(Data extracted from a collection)

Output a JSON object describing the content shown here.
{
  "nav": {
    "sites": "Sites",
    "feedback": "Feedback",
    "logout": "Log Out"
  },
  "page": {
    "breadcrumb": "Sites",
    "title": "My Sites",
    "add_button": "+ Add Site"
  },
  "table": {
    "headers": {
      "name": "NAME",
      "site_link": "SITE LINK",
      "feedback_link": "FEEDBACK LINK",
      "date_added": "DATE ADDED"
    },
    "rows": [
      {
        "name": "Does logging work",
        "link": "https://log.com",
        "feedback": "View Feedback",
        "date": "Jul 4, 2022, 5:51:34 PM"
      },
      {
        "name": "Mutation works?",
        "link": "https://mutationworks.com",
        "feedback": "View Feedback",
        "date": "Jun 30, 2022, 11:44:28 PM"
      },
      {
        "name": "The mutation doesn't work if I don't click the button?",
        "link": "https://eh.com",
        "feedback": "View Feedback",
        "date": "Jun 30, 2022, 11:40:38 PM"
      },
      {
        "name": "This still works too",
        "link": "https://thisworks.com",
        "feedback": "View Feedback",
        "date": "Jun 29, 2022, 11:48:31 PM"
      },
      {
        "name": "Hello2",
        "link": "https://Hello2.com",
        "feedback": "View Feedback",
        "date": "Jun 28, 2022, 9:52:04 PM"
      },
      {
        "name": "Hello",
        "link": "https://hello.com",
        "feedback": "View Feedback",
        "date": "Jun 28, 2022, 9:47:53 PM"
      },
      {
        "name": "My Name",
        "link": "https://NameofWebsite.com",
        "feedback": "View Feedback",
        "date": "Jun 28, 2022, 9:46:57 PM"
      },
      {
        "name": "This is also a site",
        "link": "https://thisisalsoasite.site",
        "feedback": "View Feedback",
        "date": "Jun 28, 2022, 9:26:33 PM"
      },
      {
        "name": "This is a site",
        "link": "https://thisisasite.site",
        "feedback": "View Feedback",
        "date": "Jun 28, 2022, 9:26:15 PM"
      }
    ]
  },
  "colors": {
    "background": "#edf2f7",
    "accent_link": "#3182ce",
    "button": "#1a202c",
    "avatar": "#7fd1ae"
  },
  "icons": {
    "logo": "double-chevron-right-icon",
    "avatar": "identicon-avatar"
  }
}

* _Problem requirements_:
Exactly as written, please output every entry.

* _Solution for this problem_:
Output a JSON object describing the content shown here.
{
  "nav": {
    "sites": "Sites",
    "feedback": "Feedback",
    "logout": "Log Out"
  },
  "page": {
    "breadcrumb": "Sites",
    "title": "My Sites",
    "add_button": "+ Add Site"
  },
  "table": {
    "headers": {
      "name": "NAME",
      "site_link": "SITE LINK",
      "feedback_link": "FEEDBACK LINK",
      "date_added": "DATE ADDED"
    },
    "rows": [
      {
        "name": "Does logging work",
        "link": "https://log.com",
        "feedback": "View Feedback",
        "date": "Jul 4, 2022, 5:51:34 PM"
      },
      {
        "name": "Mutation works?",
        "link": "https://mutationworks.com",
        "feedback": "View Feedback",
        "date": "Jun 30, 2022, 11:44:28 PM"
      },
      {
        "name": "The mutation doesn't work if I don't click the button?",
        "link": "https://eh.com",
        "feedback": "View Feedback",
        "date": "Jun 30, 2022, 11:40:38 PM"
      },
      {
        "name": "This still works too",
        "link": "https://thisworks.com",
        "feedback": "View Feedback",
        "date": "Jun 29, 2022, 11:48:31 PM"
      },
      {
        "name": "Hello2",
        "link": "https://Hello2.com",
        "feedback": "View Feedback",
        "date": "Jun 28, 2022, 9:52:04 PM"
      },
      {
        "name": "Hello",
        "link": "https://hello.com",
        "feedback": "View Feedback",
        "date": "Jun 28, 2022, 9:47:53 PM"
      },
      {
        "name": "My Name",
        "link": "https://NameofWebsite.com",
        "feedback": "View Feedback",
        "date": "Jun 28, 2022, 9:46:57 PM"
      },
      {
        "name": "This is also a site",
        "link": "https://thisisalsoasite.site",
        "feedback": "View Feedback",
        "date": "Jun 28, 2022, 9:26:33 PM"
      },
      {
        "name": "This is a site",
        "link": "https://thisisasite.site",
        "feedback": "View Feedback",
        "date": "Jun 28, 2022, 9:26:15 PM"
      }
    ]
  },
  "colors": {
    "background": "#edf2f7",
    "accent_link": "#3182ce",
    "button": "#1a202c",
    "avatar": "#7fd1ae"
  },
  "icons": {
    "logo": "double-chevron-right-icon",
    "avatar": "identicon-avatar"
  }
}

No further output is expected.